Task prompt: Below are the records. List every line holding the word "Vous".

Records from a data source
════
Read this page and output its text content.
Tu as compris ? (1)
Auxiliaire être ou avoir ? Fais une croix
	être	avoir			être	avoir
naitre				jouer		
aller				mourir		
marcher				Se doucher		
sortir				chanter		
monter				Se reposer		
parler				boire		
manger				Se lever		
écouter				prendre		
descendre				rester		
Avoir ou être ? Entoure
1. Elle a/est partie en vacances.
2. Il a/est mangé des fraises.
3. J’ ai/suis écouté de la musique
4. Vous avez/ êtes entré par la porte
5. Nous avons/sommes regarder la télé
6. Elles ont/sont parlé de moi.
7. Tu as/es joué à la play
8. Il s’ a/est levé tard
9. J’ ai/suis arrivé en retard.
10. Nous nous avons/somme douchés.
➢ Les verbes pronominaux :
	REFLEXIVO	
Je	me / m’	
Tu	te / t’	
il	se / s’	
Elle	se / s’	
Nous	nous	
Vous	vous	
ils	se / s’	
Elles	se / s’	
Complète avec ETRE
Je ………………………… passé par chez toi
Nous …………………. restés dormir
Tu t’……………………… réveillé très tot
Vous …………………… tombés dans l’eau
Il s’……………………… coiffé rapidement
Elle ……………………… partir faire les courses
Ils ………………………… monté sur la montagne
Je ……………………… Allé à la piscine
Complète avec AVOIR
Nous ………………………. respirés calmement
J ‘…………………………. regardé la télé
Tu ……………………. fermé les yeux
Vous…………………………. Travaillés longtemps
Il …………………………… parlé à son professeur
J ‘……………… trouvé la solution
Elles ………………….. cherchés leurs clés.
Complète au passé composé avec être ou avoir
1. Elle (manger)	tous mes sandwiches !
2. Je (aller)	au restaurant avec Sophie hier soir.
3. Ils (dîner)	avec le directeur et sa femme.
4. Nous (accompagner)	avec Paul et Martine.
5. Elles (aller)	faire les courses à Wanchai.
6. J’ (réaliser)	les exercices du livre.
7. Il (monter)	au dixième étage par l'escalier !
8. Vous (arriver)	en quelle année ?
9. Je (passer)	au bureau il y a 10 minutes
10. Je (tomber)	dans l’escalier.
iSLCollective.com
════
Solution:
4. Vous avez/ êtes entré par la porte
Vous	vous	
Vous …………………… tombés dans l’eau
Vous…………………………. Travaillés longtemps
8. Vous (arriver)	en quelle année ?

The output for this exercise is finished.